=== WORK TASK ===
Where does the string "övriga" appear in the records? Copy every line that contains it.

=== EXTRACTED MATERIAL ===
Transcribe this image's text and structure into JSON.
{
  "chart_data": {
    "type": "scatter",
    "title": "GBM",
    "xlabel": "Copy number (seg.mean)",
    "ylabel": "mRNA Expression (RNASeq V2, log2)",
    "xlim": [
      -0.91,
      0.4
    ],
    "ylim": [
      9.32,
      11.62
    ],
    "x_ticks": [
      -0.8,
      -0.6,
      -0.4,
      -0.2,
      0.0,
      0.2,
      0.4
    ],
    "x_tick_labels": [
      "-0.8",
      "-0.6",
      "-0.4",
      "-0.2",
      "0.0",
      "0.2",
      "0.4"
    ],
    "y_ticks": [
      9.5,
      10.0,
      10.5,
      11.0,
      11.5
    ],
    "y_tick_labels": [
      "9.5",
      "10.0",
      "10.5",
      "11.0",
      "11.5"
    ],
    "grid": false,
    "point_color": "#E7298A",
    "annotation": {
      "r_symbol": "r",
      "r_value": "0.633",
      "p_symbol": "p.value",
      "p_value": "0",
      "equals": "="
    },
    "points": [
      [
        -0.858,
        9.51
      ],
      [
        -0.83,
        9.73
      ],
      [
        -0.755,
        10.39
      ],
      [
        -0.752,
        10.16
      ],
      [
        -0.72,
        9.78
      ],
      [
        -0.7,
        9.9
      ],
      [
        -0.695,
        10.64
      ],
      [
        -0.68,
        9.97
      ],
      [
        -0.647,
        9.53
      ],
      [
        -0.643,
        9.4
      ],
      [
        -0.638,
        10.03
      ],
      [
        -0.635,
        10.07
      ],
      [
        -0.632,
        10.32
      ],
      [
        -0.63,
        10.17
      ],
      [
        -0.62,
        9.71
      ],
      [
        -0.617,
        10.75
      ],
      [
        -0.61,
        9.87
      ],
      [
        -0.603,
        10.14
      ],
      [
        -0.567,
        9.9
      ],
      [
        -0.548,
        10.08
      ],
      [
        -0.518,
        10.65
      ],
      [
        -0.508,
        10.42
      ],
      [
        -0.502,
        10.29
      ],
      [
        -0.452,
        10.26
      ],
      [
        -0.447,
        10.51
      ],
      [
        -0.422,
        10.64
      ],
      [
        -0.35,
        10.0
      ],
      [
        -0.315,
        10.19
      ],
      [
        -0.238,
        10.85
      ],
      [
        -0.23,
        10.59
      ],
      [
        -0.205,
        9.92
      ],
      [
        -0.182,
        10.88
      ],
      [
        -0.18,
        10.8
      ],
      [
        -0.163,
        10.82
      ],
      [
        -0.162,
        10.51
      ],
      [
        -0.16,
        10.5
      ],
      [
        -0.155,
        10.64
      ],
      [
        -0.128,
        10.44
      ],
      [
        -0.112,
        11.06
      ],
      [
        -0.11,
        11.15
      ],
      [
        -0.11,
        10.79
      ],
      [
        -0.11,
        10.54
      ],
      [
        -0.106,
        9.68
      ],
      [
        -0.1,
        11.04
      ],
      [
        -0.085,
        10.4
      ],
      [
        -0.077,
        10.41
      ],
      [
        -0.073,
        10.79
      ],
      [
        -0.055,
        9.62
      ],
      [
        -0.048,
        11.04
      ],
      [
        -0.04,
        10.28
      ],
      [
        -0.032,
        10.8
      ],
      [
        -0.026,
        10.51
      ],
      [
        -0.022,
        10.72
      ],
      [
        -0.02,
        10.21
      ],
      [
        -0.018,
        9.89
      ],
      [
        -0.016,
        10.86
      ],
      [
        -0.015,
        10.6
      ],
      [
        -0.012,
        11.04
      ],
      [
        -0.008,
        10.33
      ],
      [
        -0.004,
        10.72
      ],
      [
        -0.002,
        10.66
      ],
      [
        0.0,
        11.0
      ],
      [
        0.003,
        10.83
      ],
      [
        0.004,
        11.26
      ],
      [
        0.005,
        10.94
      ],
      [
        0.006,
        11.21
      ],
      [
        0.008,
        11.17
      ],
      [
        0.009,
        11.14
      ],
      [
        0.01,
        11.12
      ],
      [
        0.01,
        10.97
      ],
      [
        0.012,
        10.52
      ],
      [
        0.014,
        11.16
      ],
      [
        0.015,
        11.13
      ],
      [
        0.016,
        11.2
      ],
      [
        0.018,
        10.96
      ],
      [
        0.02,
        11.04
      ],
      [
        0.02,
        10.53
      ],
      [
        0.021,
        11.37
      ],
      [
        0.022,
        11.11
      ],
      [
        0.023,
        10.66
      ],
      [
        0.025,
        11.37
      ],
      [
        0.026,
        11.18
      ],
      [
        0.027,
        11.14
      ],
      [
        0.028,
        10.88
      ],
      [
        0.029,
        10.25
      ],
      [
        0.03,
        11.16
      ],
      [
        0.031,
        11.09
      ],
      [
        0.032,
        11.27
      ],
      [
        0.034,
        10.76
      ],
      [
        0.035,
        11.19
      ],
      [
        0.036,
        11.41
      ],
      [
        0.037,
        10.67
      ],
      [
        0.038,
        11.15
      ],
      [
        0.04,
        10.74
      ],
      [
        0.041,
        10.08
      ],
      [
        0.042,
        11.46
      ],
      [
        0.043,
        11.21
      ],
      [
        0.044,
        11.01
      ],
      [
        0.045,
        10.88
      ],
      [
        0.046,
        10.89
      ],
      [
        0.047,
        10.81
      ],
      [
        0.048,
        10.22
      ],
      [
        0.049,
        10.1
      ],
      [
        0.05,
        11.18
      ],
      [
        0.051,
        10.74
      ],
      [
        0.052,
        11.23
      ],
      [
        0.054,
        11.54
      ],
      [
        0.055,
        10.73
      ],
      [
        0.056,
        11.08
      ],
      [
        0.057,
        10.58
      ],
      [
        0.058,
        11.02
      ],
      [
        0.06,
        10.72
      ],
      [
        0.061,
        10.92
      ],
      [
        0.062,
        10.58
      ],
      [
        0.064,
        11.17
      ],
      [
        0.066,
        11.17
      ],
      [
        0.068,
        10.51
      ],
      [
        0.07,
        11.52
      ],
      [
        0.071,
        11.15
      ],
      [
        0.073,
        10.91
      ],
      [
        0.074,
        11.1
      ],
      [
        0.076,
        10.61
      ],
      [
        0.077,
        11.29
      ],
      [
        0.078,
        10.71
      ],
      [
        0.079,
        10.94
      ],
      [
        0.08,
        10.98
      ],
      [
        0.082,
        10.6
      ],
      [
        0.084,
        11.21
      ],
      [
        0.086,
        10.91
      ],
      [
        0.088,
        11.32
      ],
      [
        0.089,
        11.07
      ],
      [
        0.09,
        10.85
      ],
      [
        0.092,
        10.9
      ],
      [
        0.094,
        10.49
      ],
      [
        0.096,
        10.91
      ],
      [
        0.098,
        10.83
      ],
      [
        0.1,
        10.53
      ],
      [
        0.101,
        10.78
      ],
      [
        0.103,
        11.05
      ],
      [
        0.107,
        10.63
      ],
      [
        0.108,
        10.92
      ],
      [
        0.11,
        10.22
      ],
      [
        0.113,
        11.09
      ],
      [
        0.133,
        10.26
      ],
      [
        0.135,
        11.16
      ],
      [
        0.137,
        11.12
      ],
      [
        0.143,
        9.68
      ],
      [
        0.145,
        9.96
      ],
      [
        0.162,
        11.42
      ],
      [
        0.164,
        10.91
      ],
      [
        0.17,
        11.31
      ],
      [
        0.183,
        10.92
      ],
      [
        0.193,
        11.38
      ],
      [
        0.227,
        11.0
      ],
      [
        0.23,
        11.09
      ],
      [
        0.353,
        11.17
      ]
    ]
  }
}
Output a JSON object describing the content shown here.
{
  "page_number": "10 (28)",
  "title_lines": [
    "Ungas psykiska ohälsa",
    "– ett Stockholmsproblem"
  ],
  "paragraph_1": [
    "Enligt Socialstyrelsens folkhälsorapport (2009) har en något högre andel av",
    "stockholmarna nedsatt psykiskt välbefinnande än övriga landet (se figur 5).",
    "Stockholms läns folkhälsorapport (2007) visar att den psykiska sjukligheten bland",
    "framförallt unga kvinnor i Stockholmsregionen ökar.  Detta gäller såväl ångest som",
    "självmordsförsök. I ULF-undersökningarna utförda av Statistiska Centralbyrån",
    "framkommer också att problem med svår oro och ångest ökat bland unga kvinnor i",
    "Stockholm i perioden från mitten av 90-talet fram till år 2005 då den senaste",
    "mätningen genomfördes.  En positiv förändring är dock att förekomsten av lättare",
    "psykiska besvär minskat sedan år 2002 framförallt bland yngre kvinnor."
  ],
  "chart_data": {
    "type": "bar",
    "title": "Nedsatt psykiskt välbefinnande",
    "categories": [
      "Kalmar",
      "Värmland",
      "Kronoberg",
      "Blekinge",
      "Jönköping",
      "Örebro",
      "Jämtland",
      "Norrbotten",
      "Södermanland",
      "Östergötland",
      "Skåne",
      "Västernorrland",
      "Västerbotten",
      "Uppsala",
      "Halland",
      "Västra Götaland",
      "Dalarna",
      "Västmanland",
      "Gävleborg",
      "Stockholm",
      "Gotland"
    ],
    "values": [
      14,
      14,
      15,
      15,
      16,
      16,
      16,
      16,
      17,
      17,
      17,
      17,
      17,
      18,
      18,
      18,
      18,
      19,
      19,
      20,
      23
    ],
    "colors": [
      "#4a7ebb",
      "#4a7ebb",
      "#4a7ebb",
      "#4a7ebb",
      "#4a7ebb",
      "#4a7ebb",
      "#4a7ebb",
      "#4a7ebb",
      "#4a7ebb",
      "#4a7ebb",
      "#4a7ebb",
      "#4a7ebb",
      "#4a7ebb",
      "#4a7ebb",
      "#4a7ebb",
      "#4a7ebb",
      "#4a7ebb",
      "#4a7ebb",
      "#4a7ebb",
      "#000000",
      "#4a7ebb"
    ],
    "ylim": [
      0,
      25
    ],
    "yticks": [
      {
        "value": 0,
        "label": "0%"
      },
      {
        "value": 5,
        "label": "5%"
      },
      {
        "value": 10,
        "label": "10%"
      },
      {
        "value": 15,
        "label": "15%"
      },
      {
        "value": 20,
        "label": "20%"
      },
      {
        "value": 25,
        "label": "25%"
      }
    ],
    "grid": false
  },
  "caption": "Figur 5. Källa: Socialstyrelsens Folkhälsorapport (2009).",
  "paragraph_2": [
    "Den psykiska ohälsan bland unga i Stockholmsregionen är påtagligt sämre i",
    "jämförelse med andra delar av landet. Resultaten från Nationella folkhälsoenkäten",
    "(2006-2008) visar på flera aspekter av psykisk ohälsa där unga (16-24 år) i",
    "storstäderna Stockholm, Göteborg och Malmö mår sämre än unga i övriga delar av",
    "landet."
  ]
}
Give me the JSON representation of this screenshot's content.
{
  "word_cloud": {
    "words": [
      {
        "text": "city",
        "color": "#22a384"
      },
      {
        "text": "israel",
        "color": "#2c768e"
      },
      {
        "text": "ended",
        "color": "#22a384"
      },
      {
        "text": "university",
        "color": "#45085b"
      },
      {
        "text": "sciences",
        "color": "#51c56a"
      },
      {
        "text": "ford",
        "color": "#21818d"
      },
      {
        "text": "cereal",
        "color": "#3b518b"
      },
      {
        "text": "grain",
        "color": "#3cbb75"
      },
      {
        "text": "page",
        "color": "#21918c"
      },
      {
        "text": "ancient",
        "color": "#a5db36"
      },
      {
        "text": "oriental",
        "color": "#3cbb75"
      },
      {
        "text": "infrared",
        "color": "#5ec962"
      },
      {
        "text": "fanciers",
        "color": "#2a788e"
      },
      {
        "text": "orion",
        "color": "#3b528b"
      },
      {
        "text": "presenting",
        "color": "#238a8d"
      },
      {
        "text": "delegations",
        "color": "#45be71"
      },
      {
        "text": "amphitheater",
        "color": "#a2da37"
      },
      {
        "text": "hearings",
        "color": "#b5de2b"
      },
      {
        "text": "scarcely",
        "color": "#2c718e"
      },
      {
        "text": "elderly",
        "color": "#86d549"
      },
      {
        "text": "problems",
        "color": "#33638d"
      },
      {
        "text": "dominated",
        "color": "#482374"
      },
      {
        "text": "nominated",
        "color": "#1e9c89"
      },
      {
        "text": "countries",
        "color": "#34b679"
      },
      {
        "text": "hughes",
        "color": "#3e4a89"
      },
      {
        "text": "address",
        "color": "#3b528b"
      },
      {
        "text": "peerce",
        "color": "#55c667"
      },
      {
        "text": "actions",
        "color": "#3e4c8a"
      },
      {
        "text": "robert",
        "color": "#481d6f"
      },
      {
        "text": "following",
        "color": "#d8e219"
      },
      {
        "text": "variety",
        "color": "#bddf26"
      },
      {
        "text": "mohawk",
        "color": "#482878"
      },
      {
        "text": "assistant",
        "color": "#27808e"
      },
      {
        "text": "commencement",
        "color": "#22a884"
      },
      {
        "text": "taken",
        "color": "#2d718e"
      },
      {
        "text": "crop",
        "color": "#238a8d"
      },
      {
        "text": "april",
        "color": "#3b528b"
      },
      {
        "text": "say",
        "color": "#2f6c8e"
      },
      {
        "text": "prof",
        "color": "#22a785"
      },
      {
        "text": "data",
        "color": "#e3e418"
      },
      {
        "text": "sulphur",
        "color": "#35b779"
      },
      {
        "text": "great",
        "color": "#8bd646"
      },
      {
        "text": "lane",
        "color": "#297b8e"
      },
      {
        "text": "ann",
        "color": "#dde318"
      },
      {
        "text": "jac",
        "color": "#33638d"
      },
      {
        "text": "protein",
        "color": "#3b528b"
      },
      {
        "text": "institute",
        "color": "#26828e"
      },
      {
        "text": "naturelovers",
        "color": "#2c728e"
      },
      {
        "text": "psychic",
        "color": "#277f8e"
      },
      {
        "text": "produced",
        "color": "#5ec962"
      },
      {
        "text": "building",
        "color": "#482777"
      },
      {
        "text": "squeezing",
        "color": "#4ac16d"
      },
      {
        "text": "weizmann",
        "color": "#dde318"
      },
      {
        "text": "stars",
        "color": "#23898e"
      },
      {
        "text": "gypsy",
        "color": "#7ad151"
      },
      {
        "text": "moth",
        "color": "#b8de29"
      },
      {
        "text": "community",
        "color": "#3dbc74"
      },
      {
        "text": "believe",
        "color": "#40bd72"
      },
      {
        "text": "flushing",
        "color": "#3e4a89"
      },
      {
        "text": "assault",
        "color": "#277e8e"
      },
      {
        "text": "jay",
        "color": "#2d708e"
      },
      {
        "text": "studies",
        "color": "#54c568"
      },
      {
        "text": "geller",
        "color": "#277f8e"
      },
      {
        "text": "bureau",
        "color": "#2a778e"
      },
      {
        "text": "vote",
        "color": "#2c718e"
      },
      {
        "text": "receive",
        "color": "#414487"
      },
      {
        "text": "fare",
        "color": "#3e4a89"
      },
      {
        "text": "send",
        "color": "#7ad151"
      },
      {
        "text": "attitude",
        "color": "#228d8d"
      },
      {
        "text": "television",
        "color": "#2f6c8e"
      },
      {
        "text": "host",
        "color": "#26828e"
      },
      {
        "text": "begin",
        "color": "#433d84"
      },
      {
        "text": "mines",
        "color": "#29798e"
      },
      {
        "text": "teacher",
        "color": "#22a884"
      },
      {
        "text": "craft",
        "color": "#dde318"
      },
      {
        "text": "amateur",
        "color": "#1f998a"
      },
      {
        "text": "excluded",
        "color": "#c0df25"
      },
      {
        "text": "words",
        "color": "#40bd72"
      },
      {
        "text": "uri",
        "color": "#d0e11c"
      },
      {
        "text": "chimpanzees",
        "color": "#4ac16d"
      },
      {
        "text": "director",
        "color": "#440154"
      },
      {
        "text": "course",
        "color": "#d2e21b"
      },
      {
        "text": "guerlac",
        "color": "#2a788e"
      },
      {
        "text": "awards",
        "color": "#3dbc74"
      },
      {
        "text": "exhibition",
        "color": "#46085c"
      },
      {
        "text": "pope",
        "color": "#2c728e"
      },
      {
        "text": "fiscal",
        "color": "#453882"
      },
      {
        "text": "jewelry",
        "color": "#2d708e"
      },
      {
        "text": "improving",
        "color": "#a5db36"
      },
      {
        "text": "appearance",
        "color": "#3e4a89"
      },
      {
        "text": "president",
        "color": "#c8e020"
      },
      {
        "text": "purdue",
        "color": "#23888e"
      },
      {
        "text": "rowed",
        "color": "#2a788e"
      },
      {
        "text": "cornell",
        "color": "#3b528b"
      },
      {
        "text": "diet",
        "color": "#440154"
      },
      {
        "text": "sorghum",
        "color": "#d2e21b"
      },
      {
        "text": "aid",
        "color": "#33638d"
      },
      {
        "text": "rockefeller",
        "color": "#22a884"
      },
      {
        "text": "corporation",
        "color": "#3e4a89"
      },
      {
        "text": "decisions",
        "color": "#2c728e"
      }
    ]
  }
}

=== SOLUTION TO THIS PROBLEM ===
    "stockholmarna nedsatt psykiskt välbefinnande än övriga landet (se figur 5).",
    "storstäderna Stockholm, Göteborg och Malmö mår sämre än unga i övriga delar av",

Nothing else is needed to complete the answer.